**What is needed**
All of the data that follows should be retyped exactly, please, except the pictures.

**Provided data**
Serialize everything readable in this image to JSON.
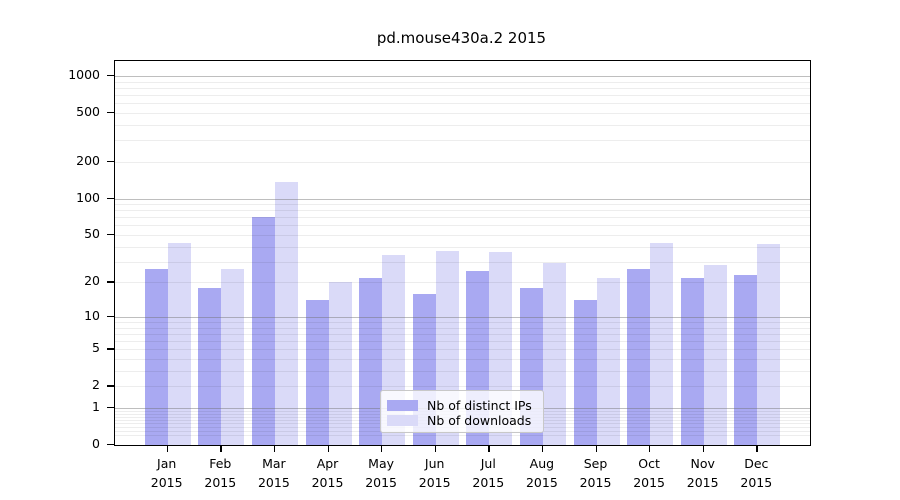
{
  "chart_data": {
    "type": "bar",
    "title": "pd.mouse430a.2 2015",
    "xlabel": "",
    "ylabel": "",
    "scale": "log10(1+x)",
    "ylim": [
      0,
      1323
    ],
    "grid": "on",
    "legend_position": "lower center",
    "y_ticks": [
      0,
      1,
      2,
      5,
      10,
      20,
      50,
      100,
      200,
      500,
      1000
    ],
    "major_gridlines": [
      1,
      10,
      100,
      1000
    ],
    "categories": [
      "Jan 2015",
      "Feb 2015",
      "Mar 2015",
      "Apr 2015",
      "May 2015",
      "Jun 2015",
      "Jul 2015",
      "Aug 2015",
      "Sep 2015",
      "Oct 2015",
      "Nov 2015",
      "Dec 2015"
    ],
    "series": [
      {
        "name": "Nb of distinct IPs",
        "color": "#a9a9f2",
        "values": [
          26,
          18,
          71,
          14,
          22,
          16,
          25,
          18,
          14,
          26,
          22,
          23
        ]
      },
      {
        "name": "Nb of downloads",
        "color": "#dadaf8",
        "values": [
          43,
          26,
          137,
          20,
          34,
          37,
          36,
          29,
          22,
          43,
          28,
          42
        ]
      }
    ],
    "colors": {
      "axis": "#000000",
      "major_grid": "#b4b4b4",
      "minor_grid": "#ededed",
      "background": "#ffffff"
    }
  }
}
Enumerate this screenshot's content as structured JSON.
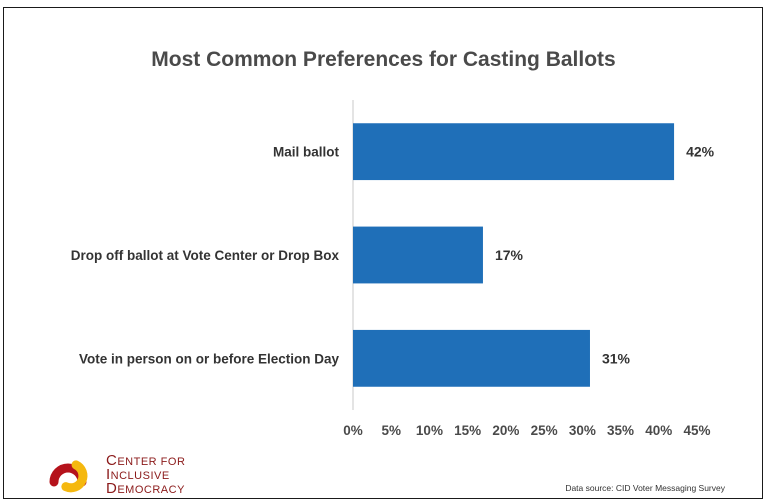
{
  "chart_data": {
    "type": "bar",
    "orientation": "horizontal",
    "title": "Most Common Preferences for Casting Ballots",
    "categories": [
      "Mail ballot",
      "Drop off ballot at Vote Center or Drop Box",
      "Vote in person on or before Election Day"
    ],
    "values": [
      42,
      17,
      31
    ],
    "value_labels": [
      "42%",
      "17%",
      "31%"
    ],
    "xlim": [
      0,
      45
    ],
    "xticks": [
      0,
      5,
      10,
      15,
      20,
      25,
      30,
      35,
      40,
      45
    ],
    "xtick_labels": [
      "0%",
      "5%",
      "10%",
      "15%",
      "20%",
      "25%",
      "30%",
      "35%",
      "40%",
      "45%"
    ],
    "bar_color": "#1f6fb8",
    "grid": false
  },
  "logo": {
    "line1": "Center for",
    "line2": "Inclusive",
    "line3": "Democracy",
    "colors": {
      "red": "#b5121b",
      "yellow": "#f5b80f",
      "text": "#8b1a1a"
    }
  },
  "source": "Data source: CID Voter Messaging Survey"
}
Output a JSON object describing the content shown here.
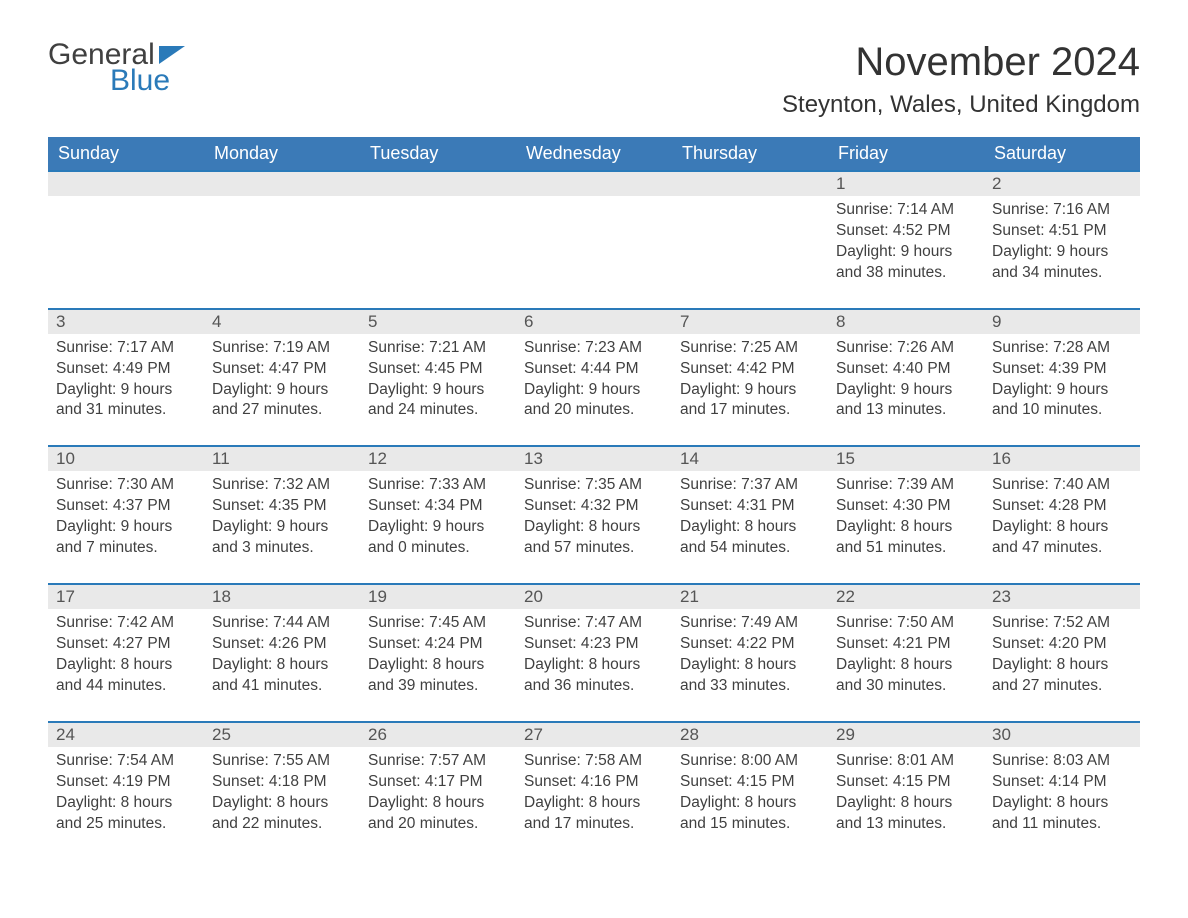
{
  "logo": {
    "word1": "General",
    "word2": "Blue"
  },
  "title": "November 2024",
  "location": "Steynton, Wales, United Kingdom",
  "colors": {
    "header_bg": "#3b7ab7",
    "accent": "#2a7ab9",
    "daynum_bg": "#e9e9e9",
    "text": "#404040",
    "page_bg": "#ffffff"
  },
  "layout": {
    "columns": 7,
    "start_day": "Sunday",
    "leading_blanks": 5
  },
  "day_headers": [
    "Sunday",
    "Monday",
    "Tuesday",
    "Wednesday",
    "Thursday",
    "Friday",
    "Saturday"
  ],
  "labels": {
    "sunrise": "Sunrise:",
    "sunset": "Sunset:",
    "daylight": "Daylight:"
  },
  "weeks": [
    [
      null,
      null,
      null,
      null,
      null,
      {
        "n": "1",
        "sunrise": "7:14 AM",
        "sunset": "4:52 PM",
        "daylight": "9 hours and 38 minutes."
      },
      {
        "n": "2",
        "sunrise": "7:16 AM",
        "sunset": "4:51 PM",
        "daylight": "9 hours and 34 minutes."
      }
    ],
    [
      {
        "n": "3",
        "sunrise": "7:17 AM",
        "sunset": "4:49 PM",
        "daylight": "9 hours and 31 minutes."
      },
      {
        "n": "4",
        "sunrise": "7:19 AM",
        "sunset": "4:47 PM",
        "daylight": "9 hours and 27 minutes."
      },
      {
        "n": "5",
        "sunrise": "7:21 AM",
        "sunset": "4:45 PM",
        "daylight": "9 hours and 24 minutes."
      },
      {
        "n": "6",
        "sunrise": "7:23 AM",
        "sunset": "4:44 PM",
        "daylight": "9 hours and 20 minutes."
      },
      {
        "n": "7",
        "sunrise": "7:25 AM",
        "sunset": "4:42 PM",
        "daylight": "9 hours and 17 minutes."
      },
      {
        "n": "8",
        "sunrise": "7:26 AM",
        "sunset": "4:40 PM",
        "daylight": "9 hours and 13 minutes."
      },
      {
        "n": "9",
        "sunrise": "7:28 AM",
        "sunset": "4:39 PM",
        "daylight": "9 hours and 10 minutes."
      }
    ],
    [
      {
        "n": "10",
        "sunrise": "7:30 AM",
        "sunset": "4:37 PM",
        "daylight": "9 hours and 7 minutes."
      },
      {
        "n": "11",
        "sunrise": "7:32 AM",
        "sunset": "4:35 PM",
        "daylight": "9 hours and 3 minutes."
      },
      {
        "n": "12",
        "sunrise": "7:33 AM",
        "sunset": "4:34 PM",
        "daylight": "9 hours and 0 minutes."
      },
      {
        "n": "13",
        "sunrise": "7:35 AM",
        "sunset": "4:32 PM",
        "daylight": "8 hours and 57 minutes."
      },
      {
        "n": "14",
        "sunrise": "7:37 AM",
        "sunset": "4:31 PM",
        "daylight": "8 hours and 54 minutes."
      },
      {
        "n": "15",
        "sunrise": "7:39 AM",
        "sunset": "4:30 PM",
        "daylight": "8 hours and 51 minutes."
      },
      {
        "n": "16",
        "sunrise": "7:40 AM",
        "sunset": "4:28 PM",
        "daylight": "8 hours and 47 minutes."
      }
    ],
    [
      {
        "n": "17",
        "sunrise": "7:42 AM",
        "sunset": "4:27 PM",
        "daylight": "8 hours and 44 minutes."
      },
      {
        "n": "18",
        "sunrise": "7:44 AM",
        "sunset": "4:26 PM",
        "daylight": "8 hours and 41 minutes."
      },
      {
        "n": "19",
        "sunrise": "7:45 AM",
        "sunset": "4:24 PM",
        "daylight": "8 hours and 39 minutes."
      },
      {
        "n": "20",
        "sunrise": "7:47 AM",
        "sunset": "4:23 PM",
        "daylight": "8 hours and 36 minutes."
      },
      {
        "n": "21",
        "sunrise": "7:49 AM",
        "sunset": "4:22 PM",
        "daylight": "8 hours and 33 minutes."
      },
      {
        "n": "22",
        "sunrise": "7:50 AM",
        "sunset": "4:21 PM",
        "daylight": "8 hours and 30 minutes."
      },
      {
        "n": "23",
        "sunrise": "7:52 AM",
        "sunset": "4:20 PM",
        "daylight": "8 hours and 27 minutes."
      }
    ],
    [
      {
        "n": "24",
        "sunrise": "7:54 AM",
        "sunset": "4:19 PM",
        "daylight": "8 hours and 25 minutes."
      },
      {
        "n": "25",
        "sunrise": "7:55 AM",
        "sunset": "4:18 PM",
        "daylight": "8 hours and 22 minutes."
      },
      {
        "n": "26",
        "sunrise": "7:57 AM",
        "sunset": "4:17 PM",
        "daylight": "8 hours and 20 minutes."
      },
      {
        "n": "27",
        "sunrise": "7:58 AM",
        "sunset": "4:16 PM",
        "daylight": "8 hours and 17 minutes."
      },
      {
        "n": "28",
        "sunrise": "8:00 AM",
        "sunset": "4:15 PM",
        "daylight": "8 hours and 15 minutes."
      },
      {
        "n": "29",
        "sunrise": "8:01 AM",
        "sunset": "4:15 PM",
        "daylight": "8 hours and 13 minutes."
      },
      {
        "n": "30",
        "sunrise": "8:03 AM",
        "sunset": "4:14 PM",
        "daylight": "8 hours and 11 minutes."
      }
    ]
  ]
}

**Right answer**
Serialize everything readable in this image to JSON.
{
  "chart_data": {
    "type": "bar",
    "title": "pd.mouse430a.2 2015",
    "xlabel": "",
    "ylabel": "",
    "scale": "log10(1+x)",
    "ylim": [
      0,
      1323
    ],
    "grid": "on",
    "legend_position": "lower center",
    "y_ticks": [
      0,
      1,
      2,
      5,
      10,
      20,
      50,
      100,
      200,
      500,
      1000
    ],
    "major_gridlines": [
      1,
      10,
      100,
      1000
    ],
    "categories": [
      "Jan 2015",
      "Feb 2015",
      "Mar 2015",
      "Apr 2015",
      "May 2015",
      "Jun 2015",
      "Jul 2015",
      "Aug 2015",
      "Sep 2015",
      "Oct 2015",
      "Nov 2015",
      "Dec 2015"
    ],
    "series": [
      {
        "name": "Nb of distinct IPs",
        "color": "#a9a9f2",
        "values": [
          26,
          18,
          71,
          14,
          22,
          16,
          25,
          18,
          14,
          26,
          22,
          23
        ]
      },
      {
        "name": "Nb of downloads",
        "color": "#dadaf8",
        "values": [
          43,
          26,
          137,
          20,
          34,
          37,
          36,
          29,
          22,
          43,
          28,
          42
        ]
      }
    ],
    "colors": {
      "axis": "#000000",
      "major_grid": "#b4b4b4",
      "minor_grid": "#ededed",
      "background": "#ffffff"
    }
  }
}
Enumerate this screenshot's content as structured JSON.
{
  "chart_data": {
    "type": "bar",
    "orientation": "horizontal",
    "title": "Most Common Preferences for Casting Ballots",
    "categories": [
      "Mail ballot",
      "Drop off ballot at Vote Center or Drop Box",
      "Vote in person on or before Election Day"
    ],
    "values": [
      42,
      17,
      31
    ],
    "value_labels": [
      "42%",
      "17%",
      "31%"
    ],
    "xlim": [
      0,
      45
    ],
    "xticks": [
      0,
      5,
      10,
      15,
      20,
      25,
      30,
      35,
      40,
      45
    ],
    "xtick_labels": [
      "0%",
      "5%",
      "10%",
      "15%",
      "20%",
      "25%",
      "30%",
      "35%",
      "40%",
      "45%"
    ],
    "bar_color": "#1f6fb8",
    "grid": false
  },
  "logo": {
    "line1": "Center for",
    "line2": "Inclusive",
    "line3": "Democracy",
    "colors": {
      "red": "#b5121b",
      "yellow": "#f5b80f",
      "text": "#8b1a1a"
    }
  },
  "source": "Data source: CID Voter Messaging Survey"
}
Output a JSON object describing the content shown here.
{
  "logo": {
    "word1": "General",
    "word2": "Blue"
  },
  "title": "November 2024",
  "location": "Steynton, Wales, United Kingdom",
  "colors": {
    "header_bg": "#3b7ab7",
    "accent": "#2a7ab9",
    "daynum_bg": "#e9e9e9",
    "text": "#404040",
    "page_bg": "#ffffff"
  },
  "layout": {
    "columns": 7,
    "start_day": "Sunday",
    "leading_blanks": 5
  },
  "day_headers": [
    "Sunday",
    "Monday",
    "Tuesday",
    "Wednesday",
    "Thursday",
    "Friday",
    "Saturday"
  ],
  "labels": {
    "sunrise": "Sunrise:",
    "sunset": "Sunset:",
    "daylight": "Daylight:"
  },
  "weeks": [
    [
      null,
      null,
      null,
      null,
      null,
      {
        "n": "1",
        "sunrise": "7:14 AM",
        "sunset": "4:52 PM",
        "daylight": "9 hours and 38 minutes."
      },
      {
        "n": "2",
        "sunrise": "7:16 AM",
        "sunset": "4:51 PM",
        "daylight": "9 hours and 34 minutes."
      }
    ],
    [
      {
        "n": "3",
        "sunrise": "7:17 AM",
        "sunset": "4:49 PM",
        "daylight": "9 hours and 31 minutes."
      },
      {
        "n": "4",
        "sunrise": "7:19 AM",
        "sunset": "4:47 PM",
        "daylight": "9 hours and 27 minutes."
      },
      {
        "n": "5",
        "sunrise": "7:21 AM",
        "sunset": "4:45 PM",
        "daylight": "9 hours and 24 minutes."
      },
      {
        "n": "6",
        "sunrise": "7:23 AM",
        "sunset": "4:44 PM",
        "daylight": "9 hours and 20 minutes."
      },
      {
        "n": "7",
        "sunrise": "7:25 AM",
        "sunset": "4:42 PM",
        "daylight": "9 hours and 17 minutes."
      },
      {
        "n": "8",
        "sunrise": "7:26 AM",
        "sunset": "4:40 PM",
        "daylight": "9 hours and 13 minutes."
      },
      {
        "n": "9",
        "sunrise": "7:28 AM",
        "sunset": "4:39 PM",
        "daylight": "9 hours and 10 minutes."
      }
    ],
    [
      {
        "n": "10",
        "sunrise": "7:30 AM",
        "sunset": "4:37 PM",
        "daylight": "9 hours and 7 minutes."
      },
      {
        "n": "11",
        "sunrise": "7:32 AM",
        "sunset": "4:35 PM",
        "daylight": "9 hours and 3 minutes."
      },
      {
        "n": "12",
        "sunrise": "7:33 AM",
        "sunset": "4:34 PM",
        "daylight": "9 hours and 0 minutes."
      },
      {
        "n": "13",
        "sunrise": "7:35 AM",
        "sunset": "4:32 PM",
        "daylight": "8 hours and 57 minutes."
      },
      {
        "n": "14",
        "sunrise": "7:37 AM",
        "sunset": "4:31 PM",
        "daylight": "8 hours and 54 minutes."
      },
      {
        "n": "15",
        "sunrise": "7:39 AM",
        "sunset": "4:30 PM",
        "daylight": "8 hours and 51 minutes."
      },
      {
        "n": "16",
        "sunrise": "7:40 AM",
        "sunset": "4:28 PM",
        "daylight": "8 hours and 47 minutes."
      }
    ],
    [
      {
        "n": "17",
        "sunrise": "7:42 AM",
        "sunset": "4:27 PM",
        "daylight": "8 hours and 44 minutes."
      },
      {
        "n": "18",
        "sunrise": "7:44 AM",
        "sunset": "4:26 PM",
        "daylight": "8 hours and 41 minutes."
      },
      {
        "n": "19",
        "sunrise": "7:45 AM",
        "sunset": "4:24 PM",
        "daylight": "8 hours and 39 minutes."
      },
      {
        "n": "20",
        "sunrise": "7:47 AM",
        "sunset": "4:23 PM",
        "daylight": "8 hours and 36 minutes."
      },
      {
        "n": "21",
        "sunrise": "7:49 AM",
        "sunset": "4:22 PM",
        "daylight": "8 hours and 33 minutes."
      },
      {
        "n": "22",
        "sunrise": "7:50 AM",
        "sunset": "4:21 PM",
        "daylight": "8 hours and 30 minutes."
      },
      {
        "n": "23",
        "sunrise": "7:52 AM",
        "sunset": "4:20 PM",
        "daylight": "8 hours and 27 minutes."
      }
    ],
    [
      {
        "n": "24",
        "sunrise": "7:54 AM",
        "sunset": "4:19 PM",
        "daylight": "8 hours and 25 minutes."
      },
      {
        "n": "25",
        "sunrise": "7:55 AM",
        "sunset": "4:18 PM",
        "daylight": "8 hours and 22 minutes."
      },
      {
        "n": "26",
        "sunrise": "7:57 AM",
        "sunset": "4:17 PM",
        "daylight": "8 hours and 20 minutes."
      },
      {
        "n": "27",
        "sunrise": "7:58 AM",
        "sunset": "4:16 PM",
        "daylight": "8 hours and 17 minutes."
      },
      {
        "n": "28",
        "sunrise": "8:00 AM",
        "sunset": "4:15 PM",
        "daylight": "8 hours and 15 minutes."
      },
      {
        "n": "29",
        "sunrise": "8:01 AM",
        "sunset": "4:15 PM",
        "daylight": "8 hours and 13 minutes."
      },
      {
        "n": "30",
        "sunrise": "8:03 AM",
        "sunset": "4:14 PM",
        "daylight": "8 hours and 11 minutes."
      }
    ]
  ]
}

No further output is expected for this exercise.